Collected data entries
((
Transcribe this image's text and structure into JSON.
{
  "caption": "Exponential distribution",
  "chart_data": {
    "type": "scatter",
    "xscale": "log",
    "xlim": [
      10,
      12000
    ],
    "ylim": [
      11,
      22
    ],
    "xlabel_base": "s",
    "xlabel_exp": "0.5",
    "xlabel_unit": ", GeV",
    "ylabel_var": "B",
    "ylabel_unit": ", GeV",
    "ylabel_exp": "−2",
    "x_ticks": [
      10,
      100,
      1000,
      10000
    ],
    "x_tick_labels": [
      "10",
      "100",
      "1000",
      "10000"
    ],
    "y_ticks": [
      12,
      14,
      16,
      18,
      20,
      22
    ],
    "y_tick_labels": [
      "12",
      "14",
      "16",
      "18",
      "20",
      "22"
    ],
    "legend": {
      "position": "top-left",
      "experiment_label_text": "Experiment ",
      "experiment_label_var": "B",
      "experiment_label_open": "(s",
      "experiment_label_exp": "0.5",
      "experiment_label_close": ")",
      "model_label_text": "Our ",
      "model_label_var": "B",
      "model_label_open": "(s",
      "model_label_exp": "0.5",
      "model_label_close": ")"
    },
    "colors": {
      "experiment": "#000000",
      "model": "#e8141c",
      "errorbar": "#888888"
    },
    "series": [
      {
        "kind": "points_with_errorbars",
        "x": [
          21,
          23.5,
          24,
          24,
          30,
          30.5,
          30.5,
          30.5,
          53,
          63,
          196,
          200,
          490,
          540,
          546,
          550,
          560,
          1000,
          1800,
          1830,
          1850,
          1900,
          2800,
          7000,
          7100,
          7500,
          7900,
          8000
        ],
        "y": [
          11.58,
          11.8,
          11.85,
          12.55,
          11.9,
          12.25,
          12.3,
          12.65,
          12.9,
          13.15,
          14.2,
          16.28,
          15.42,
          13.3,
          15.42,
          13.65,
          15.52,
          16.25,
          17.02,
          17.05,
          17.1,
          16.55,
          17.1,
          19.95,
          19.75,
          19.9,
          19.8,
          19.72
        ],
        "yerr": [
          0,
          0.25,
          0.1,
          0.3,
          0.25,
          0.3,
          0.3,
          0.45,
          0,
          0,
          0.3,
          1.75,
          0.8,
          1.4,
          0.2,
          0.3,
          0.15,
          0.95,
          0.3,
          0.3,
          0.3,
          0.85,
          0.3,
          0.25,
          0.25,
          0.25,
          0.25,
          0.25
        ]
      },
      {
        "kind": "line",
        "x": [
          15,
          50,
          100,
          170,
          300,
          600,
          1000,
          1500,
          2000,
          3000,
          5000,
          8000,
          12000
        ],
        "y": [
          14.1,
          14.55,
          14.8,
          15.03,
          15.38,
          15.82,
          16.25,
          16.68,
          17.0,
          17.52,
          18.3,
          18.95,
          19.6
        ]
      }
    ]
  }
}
))
■ **TASK**:
Nothing may be left out: return each entry exactly as it reads.

■ **OUTPUT**:
Transcribe this image's text and structure into JSON.
{
  "caption": "Exponential distribution",
  "chart_data": {
    "type": "scatter",
    "xscale": "log",
    "xlim": [
      10,
      12000
    ],
    "ylim": [
      11,
      22
    ],
    "xlabel_base": "s",
    "xlabel_exp": "0.5",
    "xlabel_unit": ", GeV",
    "ylabel_var": "B",
    "ylabel_unit": ", GeV",
    "ylabel_exp": "−2",
    "x_ticks": [
      10,
      100,
      1000,
      10000
    ],
    "x_tick_labels": [
      "10",
      "100",
      "1000",
      "10000"
    ],
    "y_ticks": [
      12,
      14,
      16,
      18,
      20,
      22
    ],
    "y_tick_labels": [
      "12",
      "14",
      "16",
      "18",
      "20",
      "22"
    ],
    "legend": {
      "position": "top-left",
      "experiment_label_text": "Experiment ",
      "experiment_label_var": "B",
      "experiment_label_open": "(s",
      "experiment_label_exp": "0.5",
      "experiment_label_close": ")",
      "model_label_text": "Our ",
      "model_label_var": "B",
      "model_label_open": "(s",
      "model_label_exp": "0.5",
      "model_label_close": ")"
    },
    "colors": {
      "experiment": "#000000",
      "model": "#e8141c",
      "errorbar": "#888888"
    },
    "series": [
      {
        "kind": "points_with_errorbars",
        "x": [
          21,
          23.5,
          24,
          24,
          30,
          30.5,
          30.5,
          30.5,
          53,
          63,
          196,
          200,
          490,
          540,
          546,
          550,
          560,
          1000,
          1800,
          1830,
          1850,
          1900,
          2800,
          7000,
          7100,
          7500,
          7900,
          8000
        ],
        "y": [
          11.58,
          11.8,
          11.85,
          12.55,
          11.9,
          12.25,
          12.3,
          12.65,
          12.9,
          13.15,
          14.2,
          16.28,
          15.42,
          13.3,
          15.42,
          13.65,
          15.52,
          16.25,
          17.02,
          17.05,
          17.1,
          16.55,
          17.1,
          19.95,
          19.75,
          19.9,
          19.8,
          19.72
        ],
        "yerr": [
          0,
          0.25,
          0.1,
          0.3,
          0.25,
          0.3,
          0.3,
          0.45,
          0,
          0,
          0.3,
          1.75,
          0.8,
          1.4,
          0.2,
          0.3,
          0.15,
          0.95,
          0.3,
          0.3,
          0.3,
          0.85,
          0.3,
          0.25,
          0.25,
          0.25,
          0.25,
          0.25
        ]
      },
      {
        "kind": "line",
        "x": [
          15,
          50,
          100,
          170,
          300,
          600,
          1000,
          1500,
          2000,
          3000,
          5000,
          8000,
          12000
        ],
        "y": [
          14.1,
          14.55,
          14.8,
          15.03,
          15.38,
          15.82,
          16.25,
          16.68,
          17.0,
          17.52,
          18.3,
          18.95,
          19.6
        ]
      }
    ]
  }
}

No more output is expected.